### JOB
Copy out every line of the material below word for word, keeping each letter, mark and number the same.

### INFORMATION SHOWN
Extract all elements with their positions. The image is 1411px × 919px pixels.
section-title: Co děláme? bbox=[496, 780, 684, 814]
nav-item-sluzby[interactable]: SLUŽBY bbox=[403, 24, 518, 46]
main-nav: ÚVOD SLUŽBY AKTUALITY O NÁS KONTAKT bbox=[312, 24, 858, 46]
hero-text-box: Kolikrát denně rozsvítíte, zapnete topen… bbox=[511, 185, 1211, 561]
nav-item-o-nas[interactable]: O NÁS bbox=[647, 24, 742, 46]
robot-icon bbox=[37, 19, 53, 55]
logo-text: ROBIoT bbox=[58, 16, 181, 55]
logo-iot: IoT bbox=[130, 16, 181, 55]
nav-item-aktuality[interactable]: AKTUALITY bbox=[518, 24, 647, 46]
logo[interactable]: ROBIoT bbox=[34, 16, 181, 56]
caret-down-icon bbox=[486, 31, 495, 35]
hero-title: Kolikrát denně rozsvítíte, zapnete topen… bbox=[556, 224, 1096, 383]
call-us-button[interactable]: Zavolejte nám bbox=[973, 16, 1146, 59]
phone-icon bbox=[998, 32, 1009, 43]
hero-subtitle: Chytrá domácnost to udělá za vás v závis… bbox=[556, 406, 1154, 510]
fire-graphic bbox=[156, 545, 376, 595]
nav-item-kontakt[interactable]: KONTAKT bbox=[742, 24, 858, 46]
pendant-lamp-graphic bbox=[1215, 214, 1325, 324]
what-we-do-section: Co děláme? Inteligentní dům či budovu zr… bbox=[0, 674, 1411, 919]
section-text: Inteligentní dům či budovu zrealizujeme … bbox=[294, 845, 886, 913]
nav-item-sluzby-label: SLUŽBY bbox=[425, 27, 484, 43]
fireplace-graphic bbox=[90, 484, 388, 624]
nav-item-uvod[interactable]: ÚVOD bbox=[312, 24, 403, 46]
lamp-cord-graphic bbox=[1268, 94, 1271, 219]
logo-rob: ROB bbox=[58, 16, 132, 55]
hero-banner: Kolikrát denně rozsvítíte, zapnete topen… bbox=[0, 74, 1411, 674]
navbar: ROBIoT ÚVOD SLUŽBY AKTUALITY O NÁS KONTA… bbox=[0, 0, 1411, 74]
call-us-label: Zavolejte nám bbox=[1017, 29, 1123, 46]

### RESPONSE
Extract all elements with their positions. The image is 1411px × 919px pixels.
section-title: Co děláme? bbox=[496, 780, 684, 814]
nav-item-sluzby[interactable]: SLUŽBY bbox=[403, 24, 518, 46]
main-nav: ÚVOD SLUŽBY AKTUALITY O NÁS KONTAKT bbox=[312, 24, 858, 46]
hero-text-box: Kolikrát denně rozsvítíte, zapnete topen… bbox=[511, 185, 1211, 561]
nav-item-o-nas[interactable]: O NÁS bbox=[647, 24, 742, 46]
robot-icon bbox=[37, 19, 53, 55]
logo-text: ROBIoT bbox=[58, 16, 181, 55]
logo-iot: IoT bbox=[130, 16, 181, 55]
nav-item-aktuality[interactable]: AKTUALITY bbox=[518, 24, 647, 46]
logo[interactable]: ROBIoT bbox=[34, 16, 181, 56]
caret-down-icon bbox=[486, 31, 495, 35]
hero-title: Kolikrát denně rozsvítíte, zapnete topen… bbox=[556, 224, 1096, 383]
call-us-button[interactable]: Zavolejte nám bbox=[973, 16, 1146, 59]
phone-icon bbox=[998, 32, 1009, 43]
hero-subtitle: Chytrá domácnost to udělá za vás v závis… bbox=[556, 406, 1154, 510]
fire-graphic bbox=[156, 545, 376, 595]
nav-item-kontakt[interactable]: KONTAKT bbox=[742, 24, 858, 46]
pendant-lamp-graphic bbox=[1215, 214, 1325, 324]
what-we-do-section: Co děláme? Inteligentní dům či budovu zr… bbox=[0, 674, 1411, 919]
section-text: Inteligentní dům či budovu zrealizujeme … bbox=[294, 845, 886, 913]
nav-item-sluzby-label: SLUŽBY bbox=[425, 27, 484, 43]
fireplace-graphic bbox=[90, 484, 388, 624]
nav-item-uvod[interactable]: ÚVOD bbox=[312, 24, 403, 46]
lamp-cord-graphic bbox=[1268, 94, 1271, 219]
logo-rob: ROB bbox=[58, 16, 132, 55]
hero-banner: Kolikrát denně rozsvítíte, zapnete topen… bbox=[0, 74, 1411, 674]
navbar: ROBIoT ÚVOD SLUŽBY AKTUALITY O NÁS KONTA… bbox=[0, 0, 1411, 74]
call-us-label: Zavolejte nám bbox=[1017, 29, 1123, 46]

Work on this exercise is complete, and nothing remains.